> _Set problem_
Your task is to locate every line holding the string "issue" and to copy each of them.

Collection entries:
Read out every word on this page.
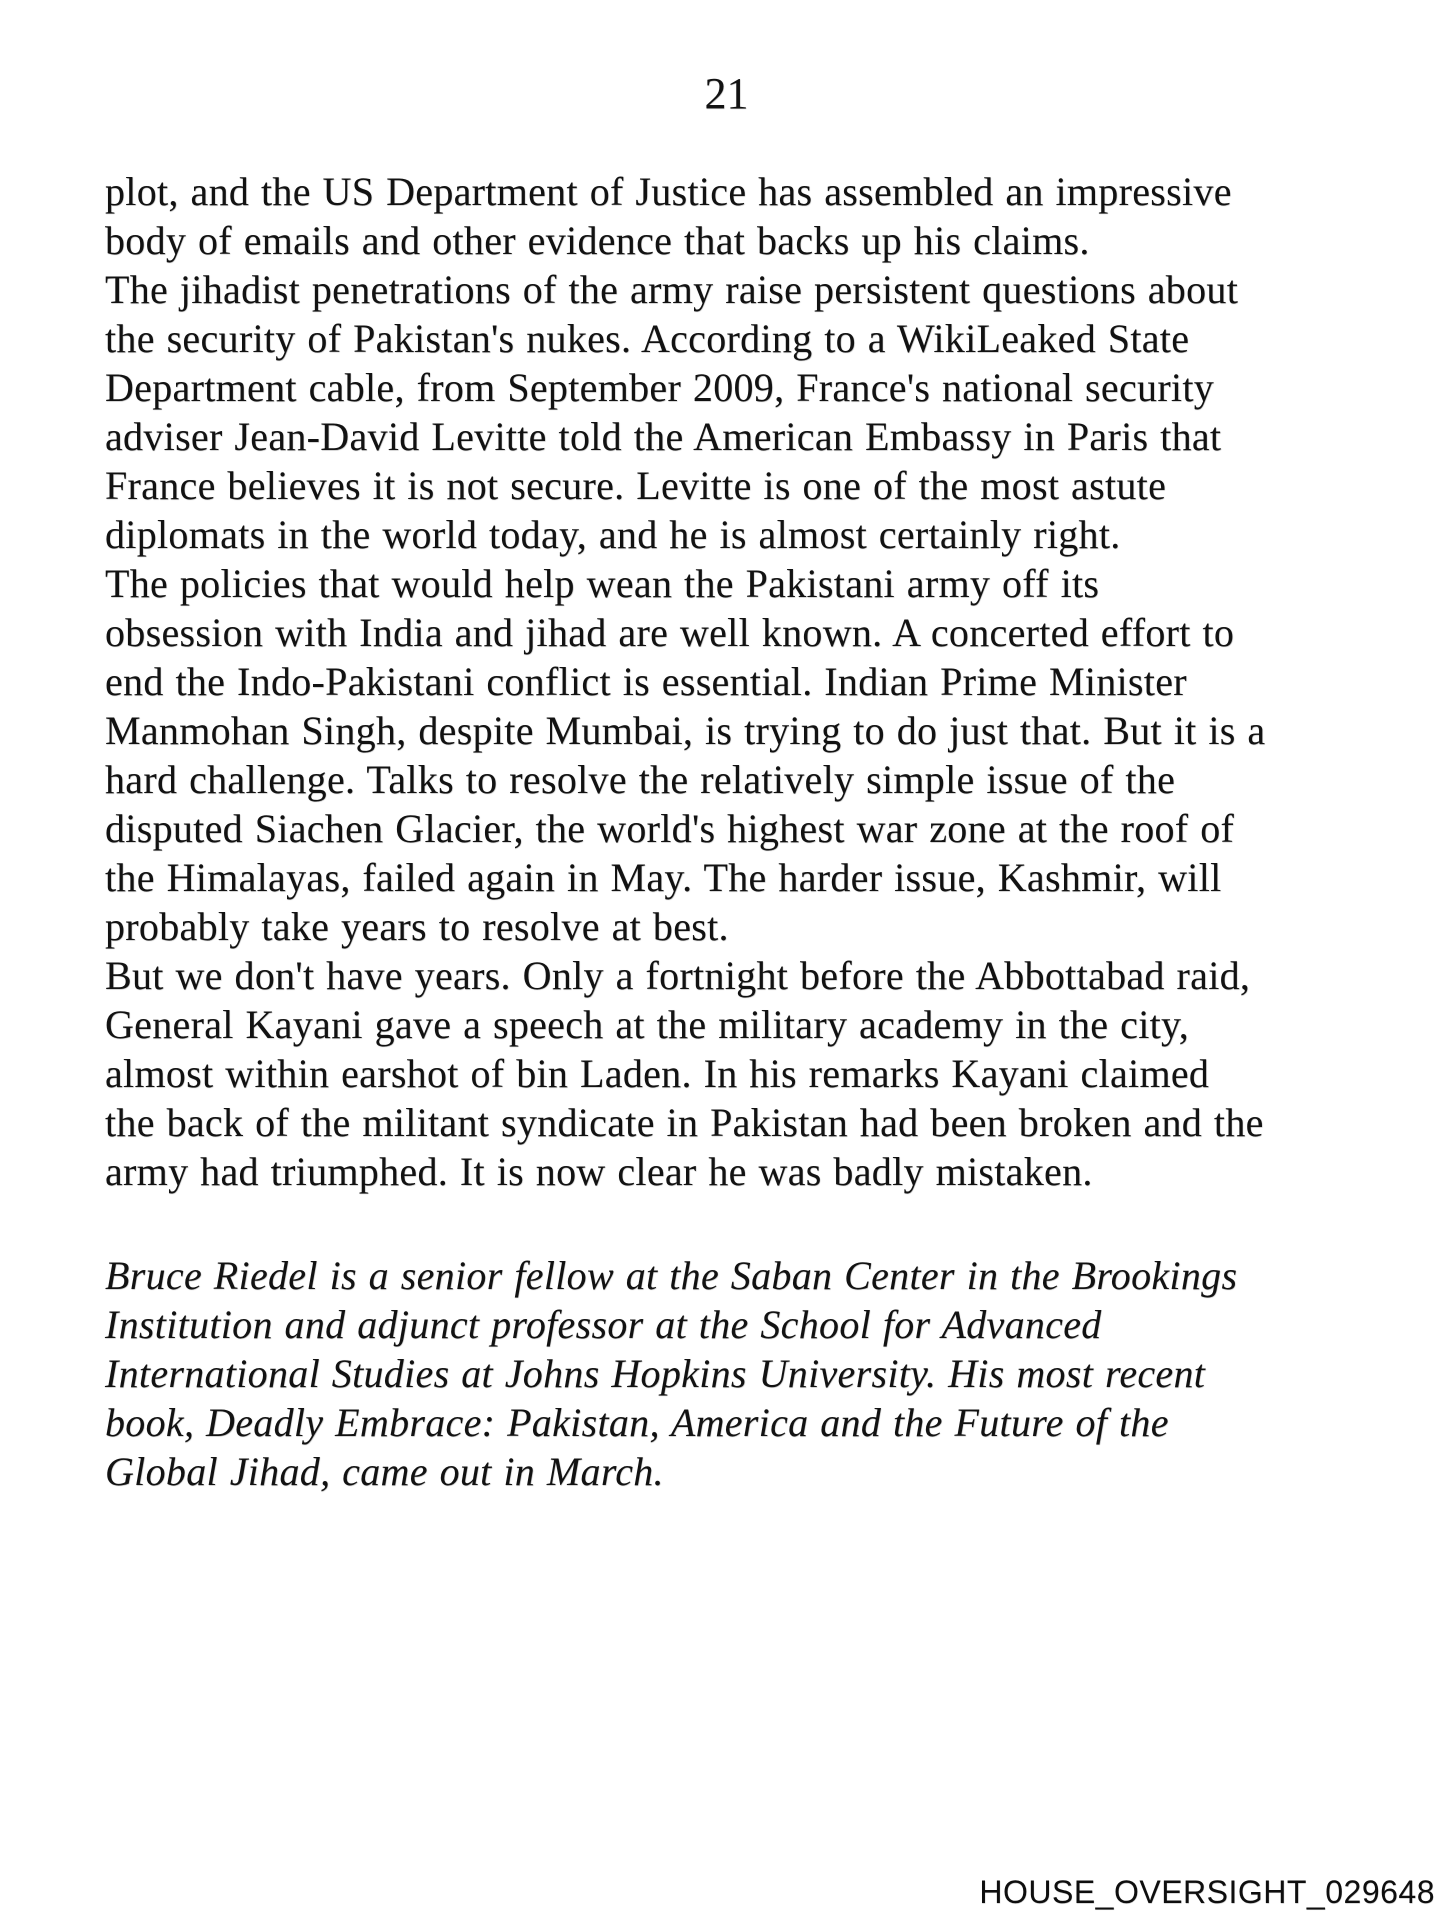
21
plot, and the US Department of Justice has assembled an impressive
body of emails and other evidence that backs up his claims.
The jihadist penetrations of the army raise persistent questions about
the security of Pakistan's nukes. According to a WikiLeaked State
Department cable, from September 2009, France's national security
adviser Jean-David Levitte told the American Embassy in Paris that
France believes it is not secure. Levitte is one of the most astute
diplomats in the world today, and he is almost certainly right.
The policies that would help wean the Pakistani army off its
obsession with India and jihad are well known. A concerted effort to
end the Indo-Pakistani conflict is essential. Indian Prime Minister
Manmohan Singh, despite Mumbai, is trying to do just that. But it is a
hard challenge. Talks to resolve the relatively simple issue of the
disputed Siachen Glacier, the world's highest war zone at the roof of
the Himalayas, failed again in May. The harder issue, Kashmir, will
probably take years to resolve at best.
But we don't have years. Only a fortnight before the Abbottabad raid,
General Kayani gave a speech at the military academy in the city,
almost within earshot of bin Laden. In his remarks Kayani claimed
the back of the militant syndicate in Pakistan had been broken and the
army had triumphed. It is now clear he was badly mistaken.
Bruce Riedel is a senior fellow at the Saban Center in the Brookings
Institution and adjunct professor at the School for Advanced
International Studies at Johns Hopkins University. His most recent
book, Deadly Embrace: Pakistan, America and the Future of the
Global Jihad, came out in March.
HOUSE_OVERSIGHT_029648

> _Solution for this problem_
hard challenge. Talks to resolve the relatively simple issue of the
the Himalayas, failed again in May. The harder issue, Kashmir, will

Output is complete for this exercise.